▶ _WORKING DATA_:
#####

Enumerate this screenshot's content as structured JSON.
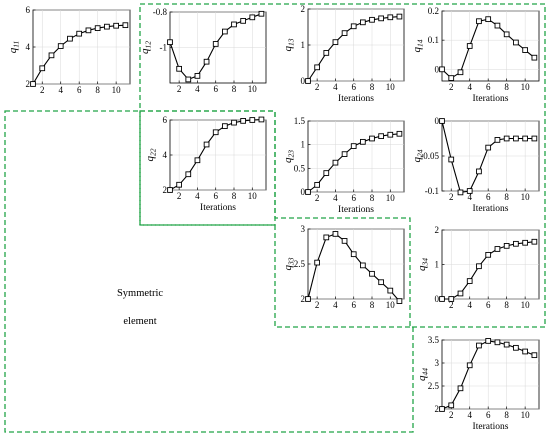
{
  "annotation": {
    "symmetric_line1": "Symmetric",
    "symmetric_line2": "element"
  },
  "colors": {
    "region_outline": "#22a447",
    "series": "#000000",
    "grid": "#d9d9d9"
  },
  "chart_data": [
    {
      "id": "q11",
      "type": "line",
      "ylabel_main": "q",
      "ylabel_sub": "11",
      "xlabel": "",
      "x": [
        1,
        2,
        3,
        4,
        5,
        6,
        7,
        8,
        9,
        10,
        11
      ],
      "values": [
        2.0,
        2.85,
        3.55,
        4.05,
        4.45,
        4.72,
        4.9,
        5.02,
        5.1,
        5.15,
        5.18
      ],
      "xlim": [
        1,
        11.5
      ],
      "ylim": [
        2,
        6
      ],
      "xticks": [
        2,
        4,
        6,
        8,
        10
      ],
      "yticks": [
        2,
        4,
        6
      ],
      "grid": true
    },
    {
      "id": "q12",
      "type": "line",
      "ylabel_main": "q",
      "ylabel_sub": "12",
      "xlabel": "",
      "x": [
        1,
        2,
        3,
        4,
        5,
        6,
        7,
        8,
        9,
        10,
        11
      ],
      "values": [
        -0.97,
        -1.12,
        -1.18,
        -1.16,
        -1.08,
        -0.98,
        -0.91,
        -0.87,
        -0.85,
        -0.83,
        -0.81
      ],
      "xlim": [
        1,
        11.5
      ],
      "ylim": [
        -1.2,
        -0.8
      ],
      "xticks": [
        2,
        4,
        6,
        8,
        10
      ],
      "yticks": [
        -1,
        -0.8
      ],
      "grid": true
    },
    {
      "id": "q13",
      "type": "line",
      "ylabel_main": "q",
      "ylabel_sub": "13",
      "xlabel": "Iterations",
      "x": [
        1,
        2,
        3,
        4,
        5,
        6,
        7,
        8,
        9,
        10,
        11
      ],
      "values": [
        0.0,
        0.38,
        0.78,
        1.08,
        1.33,
        1.52,
        1.63,
        1.7,
        1.74,
        1.77,
        1.79
      ],
      "xlim": [
        1,
        11.5
      ],
      "ylim": [
        0,
        2
      ],
      "xticks": [
        2,
        4,
        6,
        8,
        10
      ],
      "yticks": [
        0,
        1,
        2
      ],
      "grid": true
    },
    {
      "id": "q14",
      "type": "line",
      "ylabel_main": "q",
      "ylabel_sub": "14",
      "xlabel": "Iterations",
      "x": [
        1,
        2,
        3,
        4,
        5,
        6,
        7,
        8,
        9,
        10,
        11
      ],
      "values": [
        0.0,
        -0.03,
        -0.01,
        0.08,
        0.165,
        0.172,
        0.15,
        0.12,
        0.092,
        0.066,
        0.04
      ],
      "xlim": [
        1,
        11.5
      ],
      "ylim": [
        -0.04,
        0.2
      ],
      "xticks": [
        2,
        4,
        6,
        8,
        10
      ],
      "yticks": [
        0,
        0.1,
        0.2
      ],
      "grid": true
    },
    {
      "id": "q22",
      "type": "line",
      "ylabel_main": "q",
      "ylabel_sub": "22",
      "xlabel": "Iterations",
      "x": [
        1,
        2,
        3,
        4,
        5,
        6,
        7,
        8,
        9,
        10,
        11
      ],
      "values": [
        2.0,
        2.3,
        2.9,
        3.7,
        4.6,
        5.3,
        5.65,
        5.85,
        5.95,
        6.0,
        6.03
      ],
      "xlim": [
        1,
        11.5
      ],
      "ylim": [
        2,
        6
      ],
      "xticks": [
        2,
        4,
        6,
        8,
        10
      ],
      "yticks": [
        2,
        4,
        6
      ],
      "grid": true
    },
    {
      "id": "q23",
      "type": "line",
      "ylabel_main": "q",
      "ylabel_sub": "23",
      "xlabel": "Iterations",
      "x": [
        1,
        2,
        3,
        4,
        5,
        6,
        7,
        8,
        9,
        10,
        11
      ],
      "values": [
        0.0,
        0.15,
        0.4,
        0.62,
        0.8,
        0.97,
        1.06,
        1.13,
        1.18,
        1.21,
        1.23
      ],
      "xlim": [
        1,
        11.5
      ],
      "ylim": [
        0,
        1.5
      ],
      "xticks": [
        2,
        4,
        6,
        8,
        10
      ],
      "yticks": [
        0,
        0.5,
        1,
        1.5
      ],
      "grid": true
    },
    {
      "id": "q24",
      "type": "line",
      "ylabel_main": "q",
      "ylabel_sub": "24",
      "xlabel": "Iterations",
      "x": [
        1,
        2,
        3,
        4,
        5,
        6,
        7,
        8,
        9,
        10,
        11
      ],
      "values": [
        0.0,
        -0.055,
        -0.102,
        -0.1,
        -0.072,
        -0.038,
        -0.027,
        -0.025,
        -0.025,
        -0.025,
        -0.025
      ],
      "xlim": [
        1,
        11.5
      ],
      "ylim": [
        -0.1,
        0
      ],
      "xticks": [
        2,
        4,
        6,
        8,
        10
      ],
      "yticks": [
        -0.1,
        -0.05,
        0
      ],
      "grid": true
    },
    {
      "id": "q33",
      "type": "line",
      "ylabel_main": "q",
      "ylabel_sub": "33",
      "xlabel": "",
      "x": [
        1,
        2,
        3,
        4,
        5,
        6,
        7,
        8,
        9,
        10,
        11
      ],
      "values": [
        2.0,
        2.52,
        2.88,
        2.93,
        2.83,
        2.64,
        2.48,
        2.36,
        2.24,
        2.12,
        1.97
      ],
      "xlim": [
        1,
        11.5
      ],
      "ylim": [
        2,
        3
      ],
      "xticks": [
        2,
        4,
        6,
        8,
        10
      ],
      "yticks": [
        2,
        2.5,
        3
      ],
      "grid": true
    },
    {
      "id": "q34",
      "type": "line",
      "ylabel_main": "q",
      "ylabel_sub": "34",
      "xlabel": "",
      "x": [
        1,
        2,
        3,
        4,
        5,
        6,
        7,
        8,
        9,
        10,
        11
      ],
      "values": [
        0.0,
        0.0,
        0.16,
        0.52,
        0.95,
        1.28,
        1.45,
        1.54,
        1.6,
        1.63,
        1.66
      ],
      "xlim": [
        1,
        11.5
      ],
      "ylim": [
        0,
        2
      ],
      "xticks": [
        2,
        4,
        6,
        8,
        10
      ],
      "yticks": [
        0,
        1,
        2
      ],
      "grid": true
    },
    {
      "id": "q44",
      "type": "line",
      "ylabel_main": "q",
      "ylabel_sub": "44",
      "xlabel": "Iterations",
      "x": [
        1,
        2,
        3,
        4,
        5,
        6,
        7,
        8,
        9,
        10,
        11
      ],
      "values": [
        2.0,
        2.08,
        2.45,
        2.95,
        3.38,
        3.48,
        3.45,
        3.4,
        3.33,
        3.25,
        3.17
      ],
      "xlim": [
        1,
        11.5
      ],
      "ylim": [
        2,
        3.5
      ],
      "xticks": [
        2,
        4,
        6,
        8,
        10
      ],
      "yticks": [
        2,
        2.5,
        3,
        3.5
      ],
      "grid": true
    }
  ]
}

#####

▶ _PROBLEM_: Quote the data above in full, leaving out the pictures it holds.

▶ _EXERCISE ANSWER_:
Enumerate this screenshot's content as structured JSON.
{
  "annotation": {
    "symmetric_line1": "Symmetric",
    "symmetric_line2": "element"
  },
  "colors": {
    "region_outline": "#22a447",
    "series": "#000000",
    "grid": "#d9d9d9"
  },
  "chart_data": [
    {
      "id": "q11",
      "type": "line",
      "ylabel_main": "q",
      "ylabel_sub": "11",
      "xlabel": "",
      "x": [
        1,
        2,
        3,
        4,
        5,
        6,
        7,
        8,
        9,
        10,
        11
      ],
      "values": [
        2.0,
        2.85,
        3.55,
        4.05,
        4.45,
        4.72,
        4.9,
        5.02,
        5.1,
        5.15,
        5.18
      ],
      "xlim": [
        1,
        11.5
      ],
      "ylim": [
        2,
        6
      ],
      "xticks": [
        2,
        4,
        6,
        8,
        10
      ],
      "yticks": [
        2,
        4,
        6
      ],
      "grid": true
    },
    {
      "id": "q12",
      "type": "line",
      "ylabel_main": "q",
      "ylabel_sub": "12",
      "xlabel": "",
      "x": [
        1,
        2,
        3,
        4,
        5,
        6,
        7,
        8,
        9,
        10,
        11
      ],
      "values": [
        -0.97,
        -1.12,
        -1.18,
        -1.16,
        -1.08,
        -0.98,
        -0.91,
        -0.87,
        -0.85,
        -0.83,
        -0.81
      ],
      "xlim": [
        1,
        11.5
      ],
      "ylim": [
        -1.2,
        -0.8
      ],
      "xticks": [
        2,
        4,
        6,
        8,
        10
      ],
      "yticks": [
        -1,
        -0.8
      ],
      "grid": true
    },
    {
      "id": "q13",
      "type": "line",
      "ylabel_main": "q",
      "ylabel_sub": "13",
      "xlabel": "Iterations",
      "x": [
        1,
        2,
        3,
        4,
        5,
        6,
        7,
        8,
        9,
        10,
        11
      ],
      "values": [
        0.0,
        0.38,
        0.78,
        1.08,
        1.33,
        1.52,
        1.63,
        1.7,
        1.74,
        1.77,
        1.79
      ],
      "xlim": [
        1,
        11.5
      ],
      "ylim": [
        0,
        2
      ],
      "xticks": [
        2,
        4,
        6,
        8,
        10
      ],
      "yticks": [
        0,
        1,
        2
      ],
      "grid": true
    },
    {
      "id": "q14",
      "type": "line",
      "ylabel_main": "q",
      "ylabel_sub": "14",
      "xlabel": "Iterations",
      "x": [
        1,
        2,
        3,
        4,
        5,
        6,
        7,
        8,
        9,
        10,
        11
      ],
      "values": [
        0.0,
        -0.03,
        -0.01,
        0.08,
        0.165,
        0.172,
        0.15,
        0.12,
        0.092,
        0.066,
        0.04
      ],
      "xlim": [
        1,
        11.5
      ],
      "ylim": [
        -0.04,
        0.2
      ],
      "xticks": [
        2,
        4,
        6,
        8,
        10
      ],
      "yticks": [
        0,
        0.1,
        0.2
      ],
      "grid": true
    },
    {
      "id": "q22",
      "type": "line",
      "ylabel_main": "q",
      "ylabel_sub": "22",
      "xlabel": "Iterations",
      "x": [
        1,
        2,
        3,
        4,
        5,
        6,
        7,
        8,
        9,
        10,
        11
      ],
      "values": [
        2.0,
        2.3,
        2.9,
        3.7,
        4.6,
        5.3,
        5.65,
        5.85,
        5.95,
        6.0,
        6.03
      ],
      "xlim": [
        1,
        11.5
      ],
      "ylim": [
        2,
        6
      ],
      "xticks": [
        2,
        4,
        6,
        8,
        10
      ],
      "yticks": [
        2,
        4,
        6
      ],
      "grid": true
    },
    {
      "id": "q23",
      "type": "line",
      "ylabel_main": "q",
      "ylabel_sub": "23",
      "xlabel": "Iterations",
      "x": [
        1,
        2,
        3,
        4,
        5,
        6,
        7,
        8,
        9,
        10,
        11
      ],
      "values": [
        0.0,
        0.15,
        0.4,
        0.62,
        0.8,
        0.97,
        1.06,
        1.13,
        1.18,
        1.21,
        1.23
      ],
      "xlim": [
        1,
        11.5
      ],
      "ylim": [
        0,
        1.5
      ],
      "xticks": [
        2,
        4,
        6,
        8,
        10
      ],
      "yticks": [
        0,
        0.5,
        1,
        1.5
      ],
      "grid": true
    },
    {
      "id": "q24",
      "type": "line",
      "ylabel_main": "q",
      "ylabel_sub": "24",
      "xlabel": "Iterations",
      "x": [
        1,
        2,
        3,
        4,
        5,
        6,
        7,
        8,
        9,
        10,
        11
      ],
      "values": [
        0.0,
        -0.055,
        -0.102,
        -0.1,
        -0.072,
        -0.038,
        -0.027,
        -0.025,
        -0.025,
        -0.025,
        -0.025
      ],
      "xlim": [
        1,
        11.5
      ],
      "ylim": [
        -0.1,
        0
      ],
      "xticks": [
        2,
        4,
        6,
        8,
        10
      ],
      "yticks": [
        -0.1,
        -0.05,
        0
      ],
      "grid": true
    },
    {
      "id": "q33",
      "type": "line",
      "ylabel_main": "q",
      "ylabel_sub": "33",
      "xlabel": "",
      "x": [
        1,
        2,
        3,
        4,
        5,
        6,
        7,
        8,
        9,
        10,
        11
      ],
      "values": [
        2.0,
        2.52,
        2.88,
        2.93,
        2.83,
        2.64,
        2.48,
        2.36,
        2.24,
        2.12,
        1.97
      ],
      "xlim": [
        1,
        11.5
      ],
      "ylim": [
        2,
        3
      ],
      "xticks": [
        2,
        4,
        6,
        8,
        10
      ],
      "yticks": [
        2,
        2.5,
        3
      ],
      "grid": true
    },
    {
      "id": "q34",
      "type": "line",
      "ylabel_main": "q",
      "ylabel_sub": "34",
      "xlabel": "",
      "x": [
        1,
        2,
        3,
        4,
        5,
        6,
        7,
        8,
        9,
        10,
        11
      ],
      "values": [
        0.0,
        0.0,
        0.16,
        0.52,
        0.95,
        1.28,
        1.45,
        1.54,
        1.6,
        1.63,
        1.66
      ],
      "xlim": [
        1,
        11.5
      ],
      "ylim": [
        0,
        2
      ],
      "xticks": [
        2,
        4,
        6,
        8,
        10
      ],
      "yticks": [
        0,
        1,
        2
      ],
      "grid": true
    },
    {
      "id": "q44",
      "type": "line",
      "ylabel_main": "q",
      "ylabel_sub": "44",
      "xlabel": "Iterations",
      "x": [
        1,
        2,
        3,
        4,
        5,
        6,
        7,
        8,
        9,
        10,
        11
      ],
      "values": [
        2.0,
        2.08,
        2.45,
        2.95,
        3.38,
        3.48,
        3.45,
        3.4,
        3.33,
        3.25,
        3.17
      ],
      "xlim": [
        1,
        11.5
      ],
      "ylim": [
        2,
        3.5
      ],
      "xticks": [
        2,
        4,
        6,
        8,
        10
      ],
      "yticks": [
        2,
        2.5,
        3,
        3.5
      ],
      "grid": true
    }
  ]
}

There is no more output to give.